# Task description
From the listing below, copy every line with the word "медицинской".

Data entries:
+ + + +

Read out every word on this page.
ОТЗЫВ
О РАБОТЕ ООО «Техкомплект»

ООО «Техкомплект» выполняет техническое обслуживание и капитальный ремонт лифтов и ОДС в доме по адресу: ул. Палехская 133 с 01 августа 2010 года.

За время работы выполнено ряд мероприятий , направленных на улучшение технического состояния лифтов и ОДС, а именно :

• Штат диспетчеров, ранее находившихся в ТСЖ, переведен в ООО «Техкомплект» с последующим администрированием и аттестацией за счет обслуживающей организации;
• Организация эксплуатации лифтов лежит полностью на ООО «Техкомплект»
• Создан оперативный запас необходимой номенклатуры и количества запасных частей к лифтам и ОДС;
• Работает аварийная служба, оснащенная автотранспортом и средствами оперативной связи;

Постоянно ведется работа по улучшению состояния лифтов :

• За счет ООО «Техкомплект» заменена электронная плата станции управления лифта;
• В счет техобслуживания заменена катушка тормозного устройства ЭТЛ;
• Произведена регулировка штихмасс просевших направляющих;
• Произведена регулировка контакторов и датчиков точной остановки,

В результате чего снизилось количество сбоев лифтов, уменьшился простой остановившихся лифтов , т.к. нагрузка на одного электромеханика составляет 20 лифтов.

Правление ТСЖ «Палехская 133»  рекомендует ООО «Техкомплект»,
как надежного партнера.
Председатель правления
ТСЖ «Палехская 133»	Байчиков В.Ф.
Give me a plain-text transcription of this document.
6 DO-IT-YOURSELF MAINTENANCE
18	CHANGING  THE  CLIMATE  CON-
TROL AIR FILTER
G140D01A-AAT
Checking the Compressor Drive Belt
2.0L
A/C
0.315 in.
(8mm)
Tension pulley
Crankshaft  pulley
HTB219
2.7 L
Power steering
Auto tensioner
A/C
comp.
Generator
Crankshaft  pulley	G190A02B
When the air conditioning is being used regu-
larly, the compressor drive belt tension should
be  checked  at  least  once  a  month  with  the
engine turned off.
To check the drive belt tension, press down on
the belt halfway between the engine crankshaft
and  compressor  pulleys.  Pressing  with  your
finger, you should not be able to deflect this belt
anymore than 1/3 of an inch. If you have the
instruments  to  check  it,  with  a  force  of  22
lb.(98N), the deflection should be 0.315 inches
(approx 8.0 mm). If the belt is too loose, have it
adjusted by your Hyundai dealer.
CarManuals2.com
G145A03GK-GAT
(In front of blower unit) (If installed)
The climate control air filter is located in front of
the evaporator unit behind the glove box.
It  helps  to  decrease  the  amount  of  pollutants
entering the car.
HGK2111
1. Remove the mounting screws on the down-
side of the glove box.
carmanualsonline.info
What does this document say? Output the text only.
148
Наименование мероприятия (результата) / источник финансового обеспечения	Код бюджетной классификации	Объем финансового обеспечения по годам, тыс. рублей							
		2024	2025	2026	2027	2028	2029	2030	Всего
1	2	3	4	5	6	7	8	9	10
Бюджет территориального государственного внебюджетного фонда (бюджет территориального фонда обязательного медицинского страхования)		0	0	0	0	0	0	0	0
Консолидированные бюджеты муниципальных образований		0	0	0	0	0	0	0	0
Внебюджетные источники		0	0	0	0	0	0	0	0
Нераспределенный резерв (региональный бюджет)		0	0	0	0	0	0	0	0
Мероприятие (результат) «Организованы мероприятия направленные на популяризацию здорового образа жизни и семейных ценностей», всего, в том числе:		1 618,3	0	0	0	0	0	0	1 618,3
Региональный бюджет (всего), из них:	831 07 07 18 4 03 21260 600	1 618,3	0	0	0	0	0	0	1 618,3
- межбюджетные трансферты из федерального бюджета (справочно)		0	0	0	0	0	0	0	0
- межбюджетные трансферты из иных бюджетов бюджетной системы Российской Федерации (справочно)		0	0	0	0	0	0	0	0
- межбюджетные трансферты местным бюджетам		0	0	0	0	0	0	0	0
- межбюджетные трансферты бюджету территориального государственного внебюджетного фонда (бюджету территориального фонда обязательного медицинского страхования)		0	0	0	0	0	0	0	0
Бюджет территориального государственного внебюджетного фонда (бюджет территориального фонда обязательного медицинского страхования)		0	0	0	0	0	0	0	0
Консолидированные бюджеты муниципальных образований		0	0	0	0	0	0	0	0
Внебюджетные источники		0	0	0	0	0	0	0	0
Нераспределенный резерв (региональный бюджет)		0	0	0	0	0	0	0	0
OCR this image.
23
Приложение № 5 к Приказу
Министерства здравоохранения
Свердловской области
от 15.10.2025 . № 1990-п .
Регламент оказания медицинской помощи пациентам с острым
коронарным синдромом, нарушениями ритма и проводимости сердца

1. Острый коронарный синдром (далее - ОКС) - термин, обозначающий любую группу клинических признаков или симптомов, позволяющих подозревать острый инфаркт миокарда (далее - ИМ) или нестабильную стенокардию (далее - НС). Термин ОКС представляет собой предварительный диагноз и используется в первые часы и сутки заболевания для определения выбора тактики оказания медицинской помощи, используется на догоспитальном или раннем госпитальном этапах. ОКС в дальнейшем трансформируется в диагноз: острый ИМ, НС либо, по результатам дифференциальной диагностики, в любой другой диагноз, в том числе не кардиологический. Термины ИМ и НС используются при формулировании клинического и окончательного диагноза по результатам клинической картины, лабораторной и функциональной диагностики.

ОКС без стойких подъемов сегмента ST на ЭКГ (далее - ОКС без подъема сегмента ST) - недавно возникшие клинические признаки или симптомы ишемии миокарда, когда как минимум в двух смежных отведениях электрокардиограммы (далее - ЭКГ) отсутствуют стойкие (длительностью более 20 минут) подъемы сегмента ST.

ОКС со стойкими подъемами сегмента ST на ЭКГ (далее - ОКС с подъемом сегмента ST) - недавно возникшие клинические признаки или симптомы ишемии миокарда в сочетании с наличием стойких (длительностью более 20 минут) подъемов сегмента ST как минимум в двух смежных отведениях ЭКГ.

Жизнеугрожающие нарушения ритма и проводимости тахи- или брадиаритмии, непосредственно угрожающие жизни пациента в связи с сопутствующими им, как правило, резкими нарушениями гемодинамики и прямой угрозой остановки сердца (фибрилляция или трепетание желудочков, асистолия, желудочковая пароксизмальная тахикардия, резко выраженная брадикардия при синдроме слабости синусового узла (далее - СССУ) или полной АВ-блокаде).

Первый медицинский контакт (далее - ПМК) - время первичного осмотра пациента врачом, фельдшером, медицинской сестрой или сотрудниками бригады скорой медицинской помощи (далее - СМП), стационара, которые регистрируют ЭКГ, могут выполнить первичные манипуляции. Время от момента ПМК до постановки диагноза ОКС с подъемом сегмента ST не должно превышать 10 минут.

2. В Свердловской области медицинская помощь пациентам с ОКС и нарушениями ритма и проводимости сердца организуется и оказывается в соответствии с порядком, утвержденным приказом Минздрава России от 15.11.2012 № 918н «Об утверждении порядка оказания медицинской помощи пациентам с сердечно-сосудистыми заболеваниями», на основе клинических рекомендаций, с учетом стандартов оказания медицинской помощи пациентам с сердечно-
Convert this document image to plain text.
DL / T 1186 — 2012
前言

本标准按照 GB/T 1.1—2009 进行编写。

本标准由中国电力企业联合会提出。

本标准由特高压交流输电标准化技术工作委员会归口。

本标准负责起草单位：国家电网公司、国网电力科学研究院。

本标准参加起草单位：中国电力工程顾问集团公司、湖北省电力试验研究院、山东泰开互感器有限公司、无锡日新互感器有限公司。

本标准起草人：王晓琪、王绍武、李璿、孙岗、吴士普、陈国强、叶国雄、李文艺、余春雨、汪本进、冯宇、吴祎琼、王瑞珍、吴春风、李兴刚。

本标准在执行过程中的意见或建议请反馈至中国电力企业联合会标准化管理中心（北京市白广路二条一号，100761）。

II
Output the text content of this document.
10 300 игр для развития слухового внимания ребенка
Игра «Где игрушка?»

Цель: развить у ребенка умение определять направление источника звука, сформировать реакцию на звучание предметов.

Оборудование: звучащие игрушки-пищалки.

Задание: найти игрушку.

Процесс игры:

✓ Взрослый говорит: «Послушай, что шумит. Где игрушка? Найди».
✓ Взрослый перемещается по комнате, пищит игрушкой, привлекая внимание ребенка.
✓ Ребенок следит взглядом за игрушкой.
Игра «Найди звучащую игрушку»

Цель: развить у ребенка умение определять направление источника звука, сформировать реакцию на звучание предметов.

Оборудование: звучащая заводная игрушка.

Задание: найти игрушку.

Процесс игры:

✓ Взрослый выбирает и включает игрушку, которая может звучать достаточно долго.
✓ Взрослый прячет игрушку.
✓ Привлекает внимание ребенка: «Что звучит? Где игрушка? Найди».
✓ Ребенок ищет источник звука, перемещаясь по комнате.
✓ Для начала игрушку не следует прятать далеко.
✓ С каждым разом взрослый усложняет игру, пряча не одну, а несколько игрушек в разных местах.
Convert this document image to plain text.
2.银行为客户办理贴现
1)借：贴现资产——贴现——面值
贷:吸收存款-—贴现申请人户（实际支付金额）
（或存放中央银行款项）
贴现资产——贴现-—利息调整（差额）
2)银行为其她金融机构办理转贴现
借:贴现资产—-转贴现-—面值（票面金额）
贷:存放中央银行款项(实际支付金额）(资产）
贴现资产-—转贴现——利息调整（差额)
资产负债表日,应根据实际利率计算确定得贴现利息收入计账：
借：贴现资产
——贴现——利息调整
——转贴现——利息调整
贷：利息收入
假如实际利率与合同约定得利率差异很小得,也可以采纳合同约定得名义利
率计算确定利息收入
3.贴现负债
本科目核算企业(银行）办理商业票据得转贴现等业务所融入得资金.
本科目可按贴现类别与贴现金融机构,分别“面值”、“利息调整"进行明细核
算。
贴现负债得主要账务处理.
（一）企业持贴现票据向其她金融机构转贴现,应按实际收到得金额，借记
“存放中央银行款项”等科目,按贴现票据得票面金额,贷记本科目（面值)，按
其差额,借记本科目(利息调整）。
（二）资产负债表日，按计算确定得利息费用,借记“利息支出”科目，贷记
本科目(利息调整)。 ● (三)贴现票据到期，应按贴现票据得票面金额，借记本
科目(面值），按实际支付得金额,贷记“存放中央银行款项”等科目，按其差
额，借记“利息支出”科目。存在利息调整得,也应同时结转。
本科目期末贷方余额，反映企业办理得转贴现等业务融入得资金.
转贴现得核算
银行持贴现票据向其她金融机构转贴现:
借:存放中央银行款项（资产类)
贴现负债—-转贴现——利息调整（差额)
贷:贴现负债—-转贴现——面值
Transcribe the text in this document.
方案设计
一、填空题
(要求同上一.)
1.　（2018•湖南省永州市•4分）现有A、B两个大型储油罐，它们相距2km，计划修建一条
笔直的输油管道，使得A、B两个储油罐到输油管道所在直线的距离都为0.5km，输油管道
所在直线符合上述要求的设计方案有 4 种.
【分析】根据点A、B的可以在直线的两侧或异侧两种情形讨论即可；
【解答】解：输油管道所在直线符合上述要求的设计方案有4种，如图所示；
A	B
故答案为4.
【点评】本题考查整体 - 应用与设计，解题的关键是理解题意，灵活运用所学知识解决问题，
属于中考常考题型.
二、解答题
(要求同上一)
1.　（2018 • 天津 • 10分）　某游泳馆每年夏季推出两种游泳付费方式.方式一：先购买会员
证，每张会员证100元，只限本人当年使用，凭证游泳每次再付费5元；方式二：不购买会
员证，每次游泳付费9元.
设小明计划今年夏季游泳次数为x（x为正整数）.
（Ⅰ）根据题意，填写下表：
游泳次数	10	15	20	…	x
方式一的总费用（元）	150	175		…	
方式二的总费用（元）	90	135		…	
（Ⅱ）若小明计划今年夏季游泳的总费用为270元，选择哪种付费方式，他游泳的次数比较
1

+ + + +

# Answer for the task
Регламент оказания медицинской помощи пациентам с острым
1. Острый коронарный синдром (далее - ОКС) - термин, обозначающий любую группу клинических признаков или симптомов, позволяющих подозревать острый инфаркт миокарда (далее - ИМ) или нестабильную стенокардию (далее - НС). Термин ОКС представляет собой предварительный диагноз и используется в первые часы и сутки заболевания для определения выбора тактики оказания медицинской помощи, используется на догоспитальном или раннем госпитальном этапах. ОКС в дальнейшем трансформируется в диагноз: острый ИМ, НС либо, по результатам дифференциальной диагностики, в любой другой диагноз, в том числе не кардиологический. Термины ИМ и НС используются при формулировании клинического и окончательного диагноза по результатам клинической картины, лабораторной и функциональной диагностики.
Первый медицинский контакт (далее - ПМК) - время первичного осмотра пациента врачом, фельдшером, медицинской сестрой или сотрудниками бригады скорой медицинской помощи (далее - СМП), стационара, которые регистрируют ЭКГ, могут выполнить первичные манипуляции. Время от момента ПМК до постановки диагноза ОКС с подъемом сегмента ST не должно превышать 10 минут.
2. В Свердловской области медицинская помощь пациентам с ОКС и нарушениями ритма и проводимости сердца организуется и оказывается в соответствии с порядком, утвержденным приказом Минздрава России от 15.11.2012 № 918н «Об утверждении порядка оказания медицинской помощи пациентам с сердечно-сосудистыми заболеваниями», на основе клинических рекомендаций, с учетом стандартов оказания медицинской помощи пациентам с сердечно-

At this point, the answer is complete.